▶ _Description of the task_
Search the material for "구매하기" and show all lines that contain it.
begin
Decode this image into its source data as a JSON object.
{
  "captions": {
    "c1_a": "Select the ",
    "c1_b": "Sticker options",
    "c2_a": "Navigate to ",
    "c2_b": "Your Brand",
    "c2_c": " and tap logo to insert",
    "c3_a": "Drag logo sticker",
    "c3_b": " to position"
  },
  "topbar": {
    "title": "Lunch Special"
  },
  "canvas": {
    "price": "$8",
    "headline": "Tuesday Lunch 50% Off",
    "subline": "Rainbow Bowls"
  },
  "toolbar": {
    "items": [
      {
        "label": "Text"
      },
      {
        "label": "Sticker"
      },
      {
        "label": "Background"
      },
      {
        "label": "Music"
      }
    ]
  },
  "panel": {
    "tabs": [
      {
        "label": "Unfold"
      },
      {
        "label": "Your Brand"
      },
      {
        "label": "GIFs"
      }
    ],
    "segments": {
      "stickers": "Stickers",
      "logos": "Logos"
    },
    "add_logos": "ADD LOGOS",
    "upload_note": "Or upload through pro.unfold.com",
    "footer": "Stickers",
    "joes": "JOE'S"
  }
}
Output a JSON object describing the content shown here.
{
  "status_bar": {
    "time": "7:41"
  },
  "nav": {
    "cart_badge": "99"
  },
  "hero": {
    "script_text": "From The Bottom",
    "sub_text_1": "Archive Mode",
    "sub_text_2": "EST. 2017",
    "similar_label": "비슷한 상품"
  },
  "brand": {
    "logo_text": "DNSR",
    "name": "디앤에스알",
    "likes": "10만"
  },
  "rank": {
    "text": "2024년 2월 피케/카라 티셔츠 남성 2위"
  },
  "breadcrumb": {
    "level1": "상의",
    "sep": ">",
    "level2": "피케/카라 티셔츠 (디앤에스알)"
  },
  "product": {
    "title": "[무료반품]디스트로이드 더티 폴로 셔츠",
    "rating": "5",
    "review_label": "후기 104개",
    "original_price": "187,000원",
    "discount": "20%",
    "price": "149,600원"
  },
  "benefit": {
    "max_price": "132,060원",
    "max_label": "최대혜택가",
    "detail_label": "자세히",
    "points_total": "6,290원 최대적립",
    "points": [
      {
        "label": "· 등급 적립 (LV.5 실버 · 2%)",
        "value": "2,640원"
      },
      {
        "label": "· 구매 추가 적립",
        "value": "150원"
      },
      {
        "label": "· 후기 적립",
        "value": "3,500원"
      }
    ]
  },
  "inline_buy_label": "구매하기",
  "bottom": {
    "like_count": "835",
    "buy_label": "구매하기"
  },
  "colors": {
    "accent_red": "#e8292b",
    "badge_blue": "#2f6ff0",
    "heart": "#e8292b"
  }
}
end
▶ _Solution below_
  "inline_buy_label": "구매하기",
    "buy_label": "구매하기"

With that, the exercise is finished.